-- start STORED DATA --

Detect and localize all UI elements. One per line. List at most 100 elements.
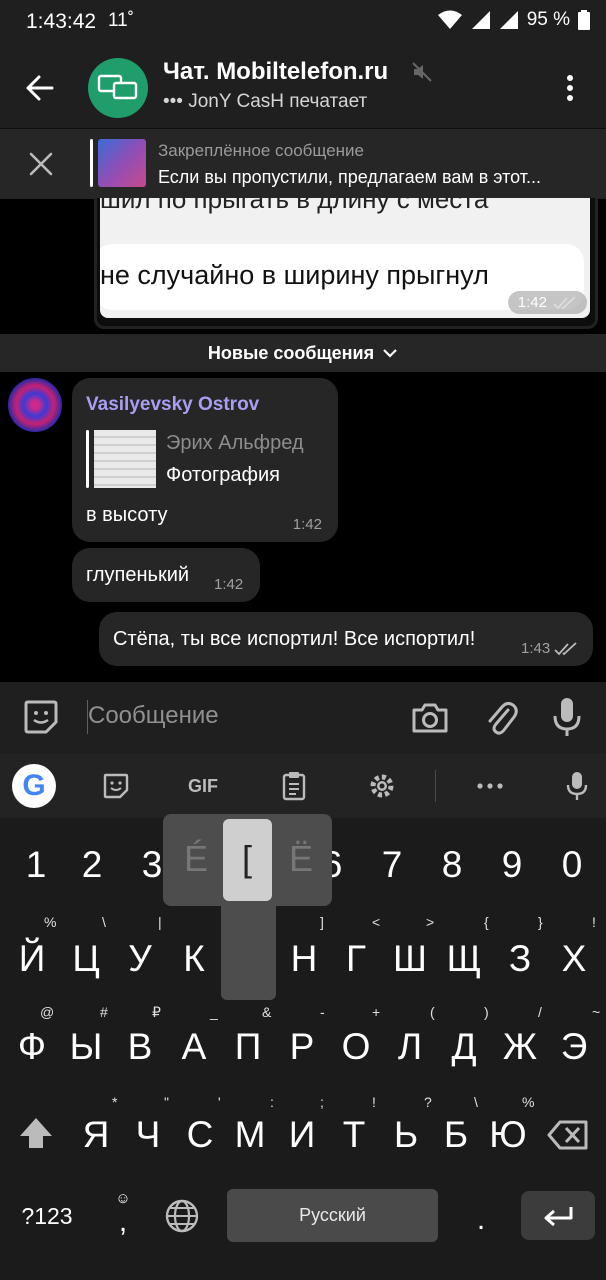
key-Н[interactable]: Н <box>280 934 328 984</box>
message-bubble[interactable]: Vasilyevsky Ostrov Эрих Альфред Фотограф… <box>72 378 338 542</box>
muted-icon <box>412 62 432 82</box>
status-time: 1:43:42 <box>26 10 97 33</box>
key-Б[interactable]: Б <box>432 1110 480 1160</box>
key-hint: ( <box>430 1004 435 1020</box>
chat-title[interactable]: Чат. Mobiltelefon.ru <box>163 58 388 86</box>
message-input-bar: Сообщение <box>0 682 606 754</box>
settings-gear-icon[interactable] <box>362 766 402 806</box>
period-key[interactable]: . <box>466 1200 496 1240</box>
key-К[interactable]: К <box>170 934 218 984</box>
key-hint: _ <box>210 1004 218 1020</box>
key-Ь[interactable]: Ь <box>382 1110 430 1160</box>
key-Ц[interactable]: Ц <box>62 934 110 984</box>
microphone-icon[interactable] <box>552 696 582 738</box>
key-Т[interactable]: Т <box>330 1110 378 1160</box>
spacebar[interactable]: Русский <box>227 1189 438 1242</box>
chat-avatar[interactable] <box>88 58 148 118</box>
key-Щ[interactable]: Щ <box>440 934 488 984</box>
key-1[interactable]: 1 <box>14 840 58 890</box>
key-В[interactable]: В <box>116 1022 164 1072</box>
key-С[interactable]: С <box>176 1110 224 1160</box>
key-Я[interactable]: Я <box>72 1110 120 1160</box>
image-message[interactable]: шил по прыгать в длину с места не случай… <box>94 198 598 329</box>
key-hint: > <box>426 914 435 930</box>
pinned-accent-bar <box>90 139 93 187</box>
key-hint: % <box>44 914 57 930</box>
shift-icon[interactable] <box>16 1112 56 1156</box>
key-hint: - <box>320 1004 325 1020</box>
clipboard-icon[interactable] <box>274 766 314 806</box>
chat-bubbles-icon <box>97 74 138 100</box>
key-hint: @ <box>40 1004 55 1020</box>
key-7[interactable]: 7 <box>370 840 414 890</box>
more-menu-icon[interactable] <box>558 72 582 104</box>
outgoing-message-bubble[interactable]: Стёпа, ты все испортил! Все испортил! 1:… <box>99 612 593 666</box>
key-О[interactable]: О <box>332 1022 380 1072</box>
key-Ч[interactable]: Ч <box>124 1110 172 1160</box>
back-arrow-icon[interactable] <box>22 70 58 106</box>
key-Д[interactable]: Д <box>440 1022 488 1072</box>
key-Г[interactable]: Г <box>332 934 380 984</box>
key-Л[interactable]: Л <box>386 1022 434 1072</box>
message-time: 1:42 <box>292 516 322 533</box>
key-0[interactable]: 0 <box>550 840 594 890</box>
key-З[interactable]: З <box>496 934 544 984</box>
pinned-message-bar[interactable]: Закреплённое сообщение Если вы пропустил… <box>0 128 606 199</box>
key-А[interactable]: А <box>170 1022 218 1072</box>
key-Ж[interactable]: Ж <box>496 1022 544 1072</box>
key-8[interactable]: 8 <box>430 840 474 890</box>
key-Ш[interactable]: Ш <box>386 934 434 984</box>
key-Й[interactable]: Й <box>8 934 56 984</box>
pinned-text: Если вы пропустили, предлагаем вам в это… <box>158 167 542 187</box>
globe-icon[interactable] <box>164 1198 200 1234</box>
key-hint: : <box>270 1094 274 1110</box>
battery-icon <box>578 10 590 30</box>
key-И[interactable]: И <box>278 1110 326 1160</box>
key-Ы[interactable]: Ы <box>62 1022 110 1072</box>
key-П[interactable]: П <box>224 1022 272 1072</box>
emoji-sticker-icon[interactable] <box>96 766 136 806</box>
reply-text: Фотография <box>166 464 280 486</box>
popup-key-yo[interactable]: Ë <box>282 836 320 882</box>
backspace-icon[interactable] <box>546 1114 592 1156</box>
new-messages-label: Новые сообщения <box>207 342 375 363</box>
chat-header: Чат. Mobiltelefon.ru ••• JonY CasH печат… <box>0 46 606 128</box>
message-time: 1:43 <box>521 640 551 657</box>
popup-key-bracket[interactable]: [ <box>228 836 266 882</box>
popup-key-e-acute[interactable]: É <box>178 836 214 882</box>
symbols-key[interactable]: ?123 <box>10 1194 84 1238</box>
image-time-text: 1:42 <box>517 294 547 311</box>
status-temperature: 11˚ <box>108 10 135 31</box>
key-9[interactable]: 9 <box>490 840 534 890</box>
reply-accent-bar <box>86 430 89 488</box>
message-text: Стёпа, ты все испортил! Все испортил! <box>113 628 476 650</box>
gif-button[interactable]: GIF <box>178 766 228 806</box>
comma-key[interactable]: , <box>108 1204 138 1240</box>
key-Р[interactable]: Р <box>278 1022 326 1072</box>
key-М[interactable]: М <box>226 1110 274 1160</box>
new-messages-divider: Новые сообщения <box>0 334 606 372</box>
wifi-icon <box>437 10 462 29</box>
enter-key[interactable] <box>521 1191 595 1240</box>
key-2[interactable]: 2 <box>70 840 114 890</box>
key-Э[interactable]: Э <box>550 1022 598 1072</box>
key-У[interactable]: У <box>116 934 164 984</box>
key-Ф[interactable]: Ф <box>8 1022 56 1072</box>
close-icon[interactable] <box>28 151 54 177</box>
key-hint: { <box>484 914 489 930</box>
key-Ю[interactable]: Ю <box>484 1110 532 1160</box>
key-hint: ; <box>320 1094 324 1110</box>
attachment-icon[interactable] <box>484 698 518 738</box>
message-input[interactable]: Сообщение <box>88 702 219 730</box>
voice-input-icon[interactable] <box>560 766 594 806</box>
key-Х[interactable]: Х <box>550 934 598 984</box>
sticker-icon[interactable] <box>22 698 60 736</box>
message-bubble[interactable]: глупенький 1:42 <box>72 548 260 602</box>
more-icon[interactable] <box>470 766 510 806</box>
sender-avatar[interactable] <box>8 378 62 432</box>
sender-name[interactable]: Vasilyevsky Ostrov <box>86 394 259 416</box>
camera-icon[interactable] <box>410 698 450 738</box>
key-hint: ' <box>218 1094 221 1110</box>
key-hint: % <box>522 1094 535 1110</box>
google-icon[interactable]: G <box>12 764 56 808</box>
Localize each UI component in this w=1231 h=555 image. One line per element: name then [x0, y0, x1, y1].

-- end STORED DATA --

* [EXERCISE GOAL]:
Starting at the line that has "key-Н[interactable]: Н <box>280" and ending after the line that has "chat-bubbles-icon <box>97 74 138 100</box>", rewrite only those lines of the records above with "key-hint" replaced by "key-label" and nothing else changed.

* [CORRECT RESPONSE]:
key-Н[interactable]: Н <box>280 934 328 984</box>
message-bubble[interactable]: Vasilyevsky Ostrov Эрих Альфред Фотограф… <box>72 378 338 542</box>
muted-icon <box>412 62 432 82</box>
status-time: 1:43:42 <box>26 10 97 33</box>
key-Б[interactable]: Б <box>432 1110 480 1160</box>
key-label: ( <box>430 1004 435 1020</box>
chat-title[interactable]: Чат. Mobiltelefon.ru <box>163 58 388 86</box>
message-input-bar: Сообщение <box>0 682 606 754</box>
settings-gear-icon[interactable] <box>362 766 402 806</box>
period-key[interactable]: . <box>466 1200 496 1240</box>
key-К[interactable]: К <box>170 934 218 984</box>
key-label: _ <box>210 1004 218 1020</box>
key-Ь[interactable]: Ь <box>382 1110 430 1160</box>
key-Ц[interactable]: Ц <box>62 934 110 984</box>
microphone-icon[interactable] <box>552 696 582 738</box>
key-Т[interactable]: Т <box>330 1110 378 1160</box>
spacebar[interactable]: Русский <box>227 1189 438 1242</box>
chat-avatar[interactable] <box>88 58 148 118</box>
key-Щ[interactable]: Щ <box>440 934 488 984</box>
key-1[interactable]: 1 <box>14 840 58 890</box>
key-В[interactable]: В <box>116 1022 164 1072</box>
key-С[interactable]: С <box>176 1110 224 1160</box>
key-Я[interactable]: Я <box>72 1110 120 1160</box>
image-message[interactable]: шил по прыгать в длину с места не случай… <box>94 198 598 329</box>
key-label: > <box>426 914 435 930</box>
pinned-accent-bar <box>90 139 93 187</box>
key-label: % <box>44 914 57 930</box>
shift-icon[interactable] <box>16 1112 56 1156</box>
key-label: - <box>320 1004 325 1020</box>
clipboard-icon[interactable] <box>274 766 314 806</box>
chat-bubbles-icon <box>97 74 138 100</box>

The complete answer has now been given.